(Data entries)

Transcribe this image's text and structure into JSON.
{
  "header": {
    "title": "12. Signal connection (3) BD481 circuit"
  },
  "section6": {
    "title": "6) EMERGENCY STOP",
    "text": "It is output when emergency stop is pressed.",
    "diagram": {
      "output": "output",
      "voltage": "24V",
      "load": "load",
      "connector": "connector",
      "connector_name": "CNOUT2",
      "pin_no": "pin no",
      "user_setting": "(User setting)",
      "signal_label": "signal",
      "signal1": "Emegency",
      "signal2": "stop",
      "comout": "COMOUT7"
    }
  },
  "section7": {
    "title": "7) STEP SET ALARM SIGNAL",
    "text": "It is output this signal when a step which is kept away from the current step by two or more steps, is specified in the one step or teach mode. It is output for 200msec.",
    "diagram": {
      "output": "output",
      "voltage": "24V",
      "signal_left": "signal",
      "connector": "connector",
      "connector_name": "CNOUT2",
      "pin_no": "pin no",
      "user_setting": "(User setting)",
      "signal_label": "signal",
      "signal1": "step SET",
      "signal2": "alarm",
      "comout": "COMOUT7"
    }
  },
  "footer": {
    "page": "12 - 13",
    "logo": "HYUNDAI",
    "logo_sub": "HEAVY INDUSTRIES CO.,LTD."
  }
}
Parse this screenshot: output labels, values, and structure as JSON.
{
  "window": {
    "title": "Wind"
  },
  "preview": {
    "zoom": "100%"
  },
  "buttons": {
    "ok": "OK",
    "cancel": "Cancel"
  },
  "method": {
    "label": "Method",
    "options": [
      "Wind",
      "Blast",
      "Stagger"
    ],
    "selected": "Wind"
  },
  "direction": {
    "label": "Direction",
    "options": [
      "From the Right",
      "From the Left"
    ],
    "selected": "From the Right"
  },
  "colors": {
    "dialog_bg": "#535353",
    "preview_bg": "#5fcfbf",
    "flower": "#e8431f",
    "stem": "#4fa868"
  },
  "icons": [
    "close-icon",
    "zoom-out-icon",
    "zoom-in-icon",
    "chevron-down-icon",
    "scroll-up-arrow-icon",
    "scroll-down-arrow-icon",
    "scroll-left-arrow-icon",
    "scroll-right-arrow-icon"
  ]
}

▶ **Brief**:
From the listing above, find the number of lines with the word "when" in them. Answer with the number only.

▶ **In response**:
2